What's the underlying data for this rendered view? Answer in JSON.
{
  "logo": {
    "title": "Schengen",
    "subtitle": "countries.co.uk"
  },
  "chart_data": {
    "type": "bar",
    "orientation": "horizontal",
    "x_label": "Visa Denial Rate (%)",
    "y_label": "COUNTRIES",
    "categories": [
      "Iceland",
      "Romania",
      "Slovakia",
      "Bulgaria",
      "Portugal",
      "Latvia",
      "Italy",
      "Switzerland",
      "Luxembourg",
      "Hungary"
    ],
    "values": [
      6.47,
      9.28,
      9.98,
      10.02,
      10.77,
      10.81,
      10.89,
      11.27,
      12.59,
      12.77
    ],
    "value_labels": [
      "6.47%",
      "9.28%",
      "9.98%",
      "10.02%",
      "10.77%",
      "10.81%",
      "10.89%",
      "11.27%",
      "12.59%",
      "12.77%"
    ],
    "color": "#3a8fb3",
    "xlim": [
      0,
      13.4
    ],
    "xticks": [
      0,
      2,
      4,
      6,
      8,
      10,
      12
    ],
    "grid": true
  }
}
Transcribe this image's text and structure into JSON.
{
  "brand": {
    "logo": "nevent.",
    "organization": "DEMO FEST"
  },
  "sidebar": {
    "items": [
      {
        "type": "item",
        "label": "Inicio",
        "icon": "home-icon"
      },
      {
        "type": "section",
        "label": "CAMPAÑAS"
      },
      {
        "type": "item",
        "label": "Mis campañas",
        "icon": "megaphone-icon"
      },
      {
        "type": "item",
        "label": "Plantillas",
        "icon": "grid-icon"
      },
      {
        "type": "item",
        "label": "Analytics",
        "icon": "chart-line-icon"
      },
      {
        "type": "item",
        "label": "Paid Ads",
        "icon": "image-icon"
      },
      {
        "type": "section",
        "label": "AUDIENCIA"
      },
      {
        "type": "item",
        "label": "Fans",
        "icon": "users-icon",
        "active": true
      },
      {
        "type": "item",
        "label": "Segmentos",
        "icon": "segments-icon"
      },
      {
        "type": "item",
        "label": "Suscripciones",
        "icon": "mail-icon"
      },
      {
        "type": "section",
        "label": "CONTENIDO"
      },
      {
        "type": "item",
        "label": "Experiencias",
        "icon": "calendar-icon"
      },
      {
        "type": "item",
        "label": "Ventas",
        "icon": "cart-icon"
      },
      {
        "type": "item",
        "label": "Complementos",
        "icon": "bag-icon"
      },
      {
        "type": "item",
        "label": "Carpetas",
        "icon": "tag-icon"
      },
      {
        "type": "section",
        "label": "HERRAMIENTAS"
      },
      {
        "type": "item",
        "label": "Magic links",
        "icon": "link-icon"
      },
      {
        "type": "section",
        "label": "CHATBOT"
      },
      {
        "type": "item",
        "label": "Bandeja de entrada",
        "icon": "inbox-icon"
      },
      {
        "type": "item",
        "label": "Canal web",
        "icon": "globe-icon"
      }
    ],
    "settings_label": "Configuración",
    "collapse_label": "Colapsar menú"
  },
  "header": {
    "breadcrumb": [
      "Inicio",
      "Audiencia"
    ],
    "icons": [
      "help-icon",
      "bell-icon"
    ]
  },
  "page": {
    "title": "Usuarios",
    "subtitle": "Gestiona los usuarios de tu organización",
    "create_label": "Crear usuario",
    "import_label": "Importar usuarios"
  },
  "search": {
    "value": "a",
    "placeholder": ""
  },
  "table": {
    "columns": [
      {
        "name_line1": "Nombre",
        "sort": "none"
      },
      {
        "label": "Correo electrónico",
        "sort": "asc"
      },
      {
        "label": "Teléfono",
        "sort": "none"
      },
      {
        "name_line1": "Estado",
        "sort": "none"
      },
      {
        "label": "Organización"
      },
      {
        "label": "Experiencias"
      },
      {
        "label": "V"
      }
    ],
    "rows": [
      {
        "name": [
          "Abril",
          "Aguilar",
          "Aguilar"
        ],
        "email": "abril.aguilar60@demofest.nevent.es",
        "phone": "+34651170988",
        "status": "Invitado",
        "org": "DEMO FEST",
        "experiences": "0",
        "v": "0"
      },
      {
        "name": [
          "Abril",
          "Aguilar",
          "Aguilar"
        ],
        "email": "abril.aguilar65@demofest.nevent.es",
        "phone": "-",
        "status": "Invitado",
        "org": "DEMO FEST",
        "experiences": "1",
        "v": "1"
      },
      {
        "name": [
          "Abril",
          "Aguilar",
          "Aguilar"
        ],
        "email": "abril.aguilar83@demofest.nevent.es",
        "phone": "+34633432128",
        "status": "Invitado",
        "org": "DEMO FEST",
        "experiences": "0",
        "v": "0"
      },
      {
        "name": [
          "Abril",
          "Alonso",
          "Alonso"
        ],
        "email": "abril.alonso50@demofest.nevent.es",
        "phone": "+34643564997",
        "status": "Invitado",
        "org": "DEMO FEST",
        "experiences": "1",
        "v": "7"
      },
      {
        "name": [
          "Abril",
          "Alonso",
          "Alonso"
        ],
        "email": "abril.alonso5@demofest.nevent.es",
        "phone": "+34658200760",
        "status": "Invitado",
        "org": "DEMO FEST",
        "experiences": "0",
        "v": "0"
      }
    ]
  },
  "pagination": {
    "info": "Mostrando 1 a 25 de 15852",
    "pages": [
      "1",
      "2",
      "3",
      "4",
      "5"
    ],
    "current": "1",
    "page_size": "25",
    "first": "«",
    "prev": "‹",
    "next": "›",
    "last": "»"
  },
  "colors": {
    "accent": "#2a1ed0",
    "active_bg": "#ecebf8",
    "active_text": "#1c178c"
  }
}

#### WHAT NEEDS TO BE DONE
Lines that hold the word "demofest" are the ones to return, every one of them.

#### EXPECTED OUTPUT
        "email": "abril.aguilar60@demofest.nevent.es",
        "email": "abril.aguilar65@demofest.nevent.es",
        "email": "abril.aguilar83@demofest.nevent.es",
        "email": "abril.alonso50@demofest.nevent.es",
        "email": "abril.alonso5@demofest.nevent.es",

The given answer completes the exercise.